Problem to solve
Note how many lines include the word "słuchaczy", and give that number by itself.

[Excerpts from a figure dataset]
━━━━
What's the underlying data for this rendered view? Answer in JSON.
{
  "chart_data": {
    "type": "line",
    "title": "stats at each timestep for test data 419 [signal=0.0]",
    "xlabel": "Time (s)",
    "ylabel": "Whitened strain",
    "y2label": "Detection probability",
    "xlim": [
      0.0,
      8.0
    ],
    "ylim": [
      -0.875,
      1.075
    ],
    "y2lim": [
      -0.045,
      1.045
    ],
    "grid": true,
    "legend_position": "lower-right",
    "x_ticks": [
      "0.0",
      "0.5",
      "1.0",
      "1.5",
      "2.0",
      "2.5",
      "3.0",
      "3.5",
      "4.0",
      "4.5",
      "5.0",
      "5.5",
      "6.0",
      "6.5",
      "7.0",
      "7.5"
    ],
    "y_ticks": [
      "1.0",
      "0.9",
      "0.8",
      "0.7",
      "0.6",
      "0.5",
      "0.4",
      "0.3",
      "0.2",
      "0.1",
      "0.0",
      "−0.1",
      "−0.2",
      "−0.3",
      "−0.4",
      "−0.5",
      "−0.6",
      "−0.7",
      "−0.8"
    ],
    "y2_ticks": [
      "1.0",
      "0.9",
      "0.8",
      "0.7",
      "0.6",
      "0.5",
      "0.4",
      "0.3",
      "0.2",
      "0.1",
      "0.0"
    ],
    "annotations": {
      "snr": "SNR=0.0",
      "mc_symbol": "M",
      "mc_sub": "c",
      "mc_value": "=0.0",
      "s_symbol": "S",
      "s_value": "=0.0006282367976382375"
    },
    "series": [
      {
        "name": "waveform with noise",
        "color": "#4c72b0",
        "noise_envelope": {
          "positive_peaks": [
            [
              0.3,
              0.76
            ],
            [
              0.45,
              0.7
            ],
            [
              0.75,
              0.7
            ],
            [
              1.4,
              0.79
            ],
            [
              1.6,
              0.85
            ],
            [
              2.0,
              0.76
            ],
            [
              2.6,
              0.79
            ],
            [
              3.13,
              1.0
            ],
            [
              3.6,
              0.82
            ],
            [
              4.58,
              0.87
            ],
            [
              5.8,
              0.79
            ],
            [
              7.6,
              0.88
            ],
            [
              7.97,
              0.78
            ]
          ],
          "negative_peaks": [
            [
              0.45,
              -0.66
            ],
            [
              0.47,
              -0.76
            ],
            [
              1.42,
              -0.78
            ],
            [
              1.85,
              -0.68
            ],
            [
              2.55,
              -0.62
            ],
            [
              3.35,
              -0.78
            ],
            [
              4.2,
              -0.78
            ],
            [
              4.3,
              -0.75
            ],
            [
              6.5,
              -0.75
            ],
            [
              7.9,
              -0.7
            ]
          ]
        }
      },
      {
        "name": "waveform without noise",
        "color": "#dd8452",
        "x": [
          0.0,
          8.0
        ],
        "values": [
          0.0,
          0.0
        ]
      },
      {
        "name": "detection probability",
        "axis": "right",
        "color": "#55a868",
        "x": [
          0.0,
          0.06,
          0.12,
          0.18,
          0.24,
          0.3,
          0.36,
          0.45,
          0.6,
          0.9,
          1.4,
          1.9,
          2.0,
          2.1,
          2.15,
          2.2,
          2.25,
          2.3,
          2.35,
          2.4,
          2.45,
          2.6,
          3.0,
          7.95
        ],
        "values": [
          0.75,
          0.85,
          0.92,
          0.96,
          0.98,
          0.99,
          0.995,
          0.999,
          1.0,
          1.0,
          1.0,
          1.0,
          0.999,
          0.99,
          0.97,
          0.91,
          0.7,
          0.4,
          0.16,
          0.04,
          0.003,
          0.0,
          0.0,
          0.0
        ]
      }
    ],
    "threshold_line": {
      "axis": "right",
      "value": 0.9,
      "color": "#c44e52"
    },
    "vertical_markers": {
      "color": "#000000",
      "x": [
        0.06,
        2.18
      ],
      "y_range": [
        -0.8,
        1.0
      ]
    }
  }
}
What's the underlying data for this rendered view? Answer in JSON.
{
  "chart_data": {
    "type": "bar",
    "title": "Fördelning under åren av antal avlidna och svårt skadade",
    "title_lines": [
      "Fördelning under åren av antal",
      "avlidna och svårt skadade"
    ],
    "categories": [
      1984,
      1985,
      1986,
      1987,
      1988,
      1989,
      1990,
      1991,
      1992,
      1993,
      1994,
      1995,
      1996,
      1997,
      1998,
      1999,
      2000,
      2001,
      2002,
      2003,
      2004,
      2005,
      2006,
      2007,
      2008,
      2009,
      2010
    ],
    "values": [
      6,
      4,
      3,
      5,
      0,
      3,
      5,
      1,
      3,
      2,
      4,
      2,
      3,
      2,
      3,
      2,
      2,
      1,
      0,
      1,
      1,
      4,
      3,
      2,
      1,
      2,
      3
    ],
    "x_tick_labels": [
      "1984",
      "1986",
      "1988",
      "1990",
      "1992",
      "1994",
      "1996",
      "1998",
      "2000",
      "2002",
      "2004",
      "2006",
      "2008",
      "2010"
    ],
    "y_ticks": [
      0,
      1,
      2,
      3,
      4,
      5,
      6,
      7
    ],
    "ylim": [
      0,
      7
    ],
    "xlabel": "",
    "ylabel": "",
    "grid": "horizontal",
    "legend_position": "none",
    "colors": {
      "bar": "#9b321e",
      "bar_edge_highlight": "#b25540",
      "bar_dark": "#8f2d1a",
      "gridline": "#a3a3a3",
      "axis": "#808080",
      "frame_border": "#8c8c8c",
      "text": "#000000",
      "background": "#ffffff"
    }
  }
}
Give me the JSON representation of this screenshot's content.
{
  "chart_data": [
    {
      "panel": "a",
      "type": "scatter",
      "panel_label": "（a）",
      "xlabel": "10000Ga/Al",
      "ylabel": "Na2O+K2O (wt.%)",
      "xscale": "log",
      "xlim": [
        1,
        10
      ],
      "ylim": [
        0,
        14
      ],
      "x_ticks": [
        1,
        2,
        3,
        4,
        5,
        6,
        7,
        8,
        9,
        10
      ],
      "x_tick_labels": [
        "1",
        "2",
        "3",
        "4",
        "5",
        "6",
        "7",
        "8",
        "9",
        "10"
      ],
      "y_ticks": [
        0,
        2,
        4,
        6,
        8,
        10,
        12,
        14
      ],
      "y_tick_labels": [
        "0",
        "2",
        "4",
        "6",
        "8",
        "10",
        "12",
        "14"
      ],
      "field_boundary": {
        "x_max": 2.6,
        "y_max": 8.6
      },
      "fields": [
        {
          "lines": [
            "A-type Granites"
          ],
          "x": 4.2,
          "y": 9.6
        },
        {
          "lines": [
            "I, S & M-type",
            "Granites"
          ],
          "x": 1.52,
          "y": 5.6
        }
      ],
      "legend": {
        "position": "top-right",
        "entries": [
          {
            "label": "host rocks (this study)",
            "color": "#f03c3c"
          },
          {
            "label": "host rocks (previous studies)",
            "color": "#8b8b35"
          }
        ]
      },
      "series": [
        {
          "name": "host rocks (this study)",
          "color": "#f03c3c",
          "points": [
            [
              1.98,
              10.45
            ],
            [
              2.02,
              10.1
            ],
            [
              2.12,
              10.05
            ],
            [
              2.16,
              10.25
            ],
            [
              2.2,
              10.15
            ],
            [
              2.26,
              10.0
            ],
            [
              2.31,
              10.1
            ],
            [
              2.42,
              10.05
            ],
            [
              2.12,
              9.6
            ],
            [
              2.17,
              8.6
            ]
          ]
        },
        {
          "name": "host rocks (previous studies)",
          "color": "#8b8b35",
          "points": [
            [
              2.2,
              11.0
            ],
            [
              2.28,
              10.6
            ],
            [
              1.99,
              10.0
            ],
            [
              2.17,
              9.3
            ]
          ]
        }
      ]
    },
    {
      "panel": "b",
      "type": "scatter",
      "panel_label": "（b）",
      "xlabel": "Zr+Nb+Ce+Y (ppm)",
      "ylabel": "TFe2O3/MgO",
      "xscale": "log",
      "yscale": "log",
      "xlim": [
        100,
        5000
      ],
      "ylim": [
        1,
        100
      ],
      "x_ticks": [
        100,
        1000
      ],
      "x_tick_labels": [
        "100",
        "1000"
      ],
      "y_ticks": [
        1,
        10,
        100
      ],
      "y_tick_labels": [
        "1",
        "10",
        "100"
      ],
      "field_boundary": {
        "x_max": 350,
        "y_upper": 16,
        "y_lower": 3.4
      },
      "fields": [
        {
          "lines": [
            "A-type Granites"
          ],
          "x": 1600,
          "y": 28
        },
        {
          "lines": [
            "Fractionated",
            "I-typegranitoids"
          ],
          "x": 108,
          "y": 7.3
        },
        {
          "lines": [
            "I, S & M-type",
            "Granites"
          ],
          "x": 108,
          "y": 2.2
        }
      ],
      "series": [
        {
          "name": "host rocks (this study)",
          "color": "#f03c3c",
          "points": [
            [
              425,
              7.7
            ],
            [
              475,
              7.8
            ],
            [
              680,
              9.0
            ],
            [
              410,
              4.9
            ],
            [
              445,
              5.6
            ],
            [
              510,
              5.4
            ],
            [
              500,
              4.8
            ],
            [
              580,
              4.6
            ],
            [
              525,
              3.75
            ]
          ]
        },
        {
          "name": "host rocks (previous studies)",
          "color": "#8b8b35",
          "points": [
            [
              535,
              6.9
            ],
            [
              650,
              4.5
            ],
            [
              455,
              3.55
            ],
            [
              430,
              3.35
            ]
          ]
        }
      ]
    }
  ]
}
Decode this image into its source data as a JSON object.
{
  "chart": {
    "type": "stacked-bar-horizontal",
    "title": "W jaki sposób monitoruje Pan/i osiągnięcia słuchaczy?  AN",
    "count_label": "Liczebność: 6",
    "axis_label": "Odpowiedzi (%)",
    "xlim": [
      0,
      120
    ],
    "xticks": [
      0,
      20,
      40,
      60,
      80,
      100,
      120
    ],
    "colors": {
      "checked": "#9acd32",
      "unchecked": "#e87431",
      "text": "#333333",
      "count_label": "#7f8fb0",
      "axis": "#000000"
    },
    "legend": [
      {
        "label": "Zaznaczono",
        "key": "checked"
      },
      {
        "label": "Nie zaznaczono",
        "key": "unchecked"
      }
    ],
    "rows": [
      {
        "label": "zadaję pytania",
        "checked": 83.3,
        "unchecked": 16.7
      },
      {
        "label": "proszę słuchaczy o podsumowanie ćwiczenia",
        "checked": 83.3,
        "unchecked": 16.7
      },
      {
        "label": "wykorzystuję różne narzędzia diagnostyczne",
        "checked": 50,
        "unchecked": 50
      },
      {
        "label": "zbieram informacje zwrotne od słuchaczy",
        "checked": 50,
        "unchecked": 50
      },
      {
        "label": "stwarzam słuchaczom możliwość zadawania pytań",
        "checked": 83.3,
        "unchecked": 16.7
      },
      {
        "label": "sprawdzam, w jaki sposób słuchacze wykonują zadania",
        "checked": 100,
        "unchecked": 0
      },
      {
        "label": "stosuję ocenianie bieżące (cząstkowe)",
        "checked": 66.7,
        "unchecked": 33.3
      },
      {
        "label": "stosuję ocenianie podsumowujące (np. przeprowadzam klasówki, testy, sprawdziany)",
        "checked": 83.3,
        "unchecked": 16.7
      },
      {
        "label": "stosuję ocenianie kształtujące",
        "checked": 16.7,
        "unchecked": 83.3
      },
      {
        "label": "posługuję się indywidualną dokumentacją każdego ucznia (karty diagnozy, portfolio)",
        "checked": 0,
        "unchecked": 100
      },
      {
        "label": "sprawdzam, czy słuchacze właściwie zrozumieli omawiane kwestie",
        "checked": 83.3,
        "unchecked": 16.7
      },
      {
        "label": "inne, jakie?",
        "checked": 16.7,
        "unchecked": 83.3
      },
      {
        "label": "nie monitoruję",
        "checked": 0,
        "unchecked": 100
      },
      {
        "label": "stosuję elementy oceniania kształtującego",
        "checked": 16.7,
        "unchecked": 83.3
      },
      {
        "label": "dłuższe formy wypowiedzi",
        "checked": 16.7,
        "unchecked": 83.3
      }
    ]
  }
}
━━━━
Solution to the exercise
3